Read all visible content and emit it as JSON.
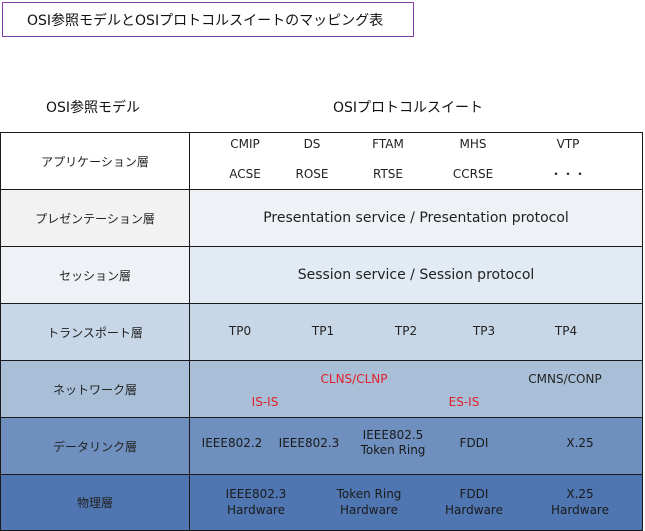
{
  "title": "OSI参照モデルとOSIプロトコルスイートのマッピング表",
  "headers": {
    "osi_model": "OSI参照モデル",
    "osi_suite": "OSIプロトコルスイート"
  },
  "colors": {
    "application": "#ffffff",
    "presentation": "#eef2f6",
    "session": "#e2ebf3",
    "transport": "#c8d7e7",
    "network": "#a9bfd8",
    "datalink": "#6f8fbf",
    "physical": "#4f76b0",
    "label_presentation": "#f2f2f2",
    "red_text": "#e0202a"
  },
  "layers": {
    "application": {
      "label": "アプリケーション層",
      "top": [
        "CMIP",
        "DS",
        "FTAM",
        "MHS",
        "VTP"
      ],
      "bottom": [
        "ACSE",
        "ROSE",
        "RTSE",
        "CCRSE",
        "・・・"
      ]
    },
    "presentation": {
      "label": "プレゼンテーション層",
      "text": "Presentation service / Presentation protocol"
    },
    "session": {
      "label": "セッション層",
      "text": "Session service / Session protocol"
    },
    "transport": {
      "label": "トランスポート層",
      "items": [
        "TP0",
        "TP1",
        "TP2",
        "TP3",
        "TP4"
      ]
    },
    "network": {
      "label": "ネットワーク層",
      "clns": "CLNS/CLNP",
      "cmns": "CMNS/CONP",
      "isis": "IS-IS",
      "esis": "ES-IS"
    },
    "datalink": {
      "label": "データリンク層",
      "items": [
        "IEEE802.2",
        "IEEE802.3",
        "IEEE802.5",
        "Token Ring",
        "FDDI",
        "X.25"
      ]
    },
    "physical": {
      "label": "物理層",
      "items": [
        "IEEE802.3",
        "Hardware",
        "Token Ring",
        "Hardware",
        "FDDI",
        "Hardware",
        "X.25",
        "Hardware"
      ]
    }
  }
}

■ ■ ■ ■ ■ ■ ■

Set exercise: Write out the whole listing again, exactly, with no pictures.

In response:
Read all visible content and emit it as JSON.
{
  "title": "OSI参照モデルとOSIプロトコルスイートのマッピング表",
  "headers": {
    "osi_model": "OSI参照モデル",
    "osi_suite": "OSIプロトコルスイート"
  },
  "colors": {
    "application": "#ffffff",
    "presentation": "#eef2f6",
    "session": "#e2ebf3",
    "transport": "#c8d7e7",
    "network": "#a9bfd8",
    "datalink": "#6f8fbf",
    "physical": "#4f76b0",
    "label_presentation": "#f2f2f2",
    "red_text": "#e0202a"
  },
  "layers": {
    "application": {
      "label": "アプリケーション層",
      "top": [
        "CMIP",
        "DS",
        "FTAM",
        "MHS",
        "VTP"
      ],
      "bottom": [
        "ACSE",
        "ROSE",
        "RTSE",
        "CCRSE",
        "・・・"
      ]
    },
    "presentation": {
      "label": "プレゼンテーション層",
      "text": "Presentation service / Presentation protocol"
    },
    "session": {
      "label": "セッション層",
      "text": "Session service / Session protocol"
    },
    "transport": {
      "label": "トランスポート層",
      "items": [
        "TP0",
        "TP1",
        "TP2",
        "TP3",
        "TP4"
      ]
    },
    "network": {
      "label": "ネットワーク層",
      "clns": "CLNS/CLNP",
      "cmns": "CMNS/CONP",
      "isis": "IS-IS",
      "esis": "ES-IS"
    },
    "datalink": {
      "label": "データリンク層",
      "items": [
        "IEEE802.2",
        "IEEE802.3",
        "IEEE802.5",
        "Token Ring",
        "FDDI",
        "X.25"
      ]
    },
    "physical": {
      "label": "物理層",
      "items": [
        "IEEE802.3",
        "Hardware",
        "Token Ring",
        "Hardware",
        "FDDI",
        "Hardware",
        "X.25",
        "Hardware"
      ]
    }
  }
}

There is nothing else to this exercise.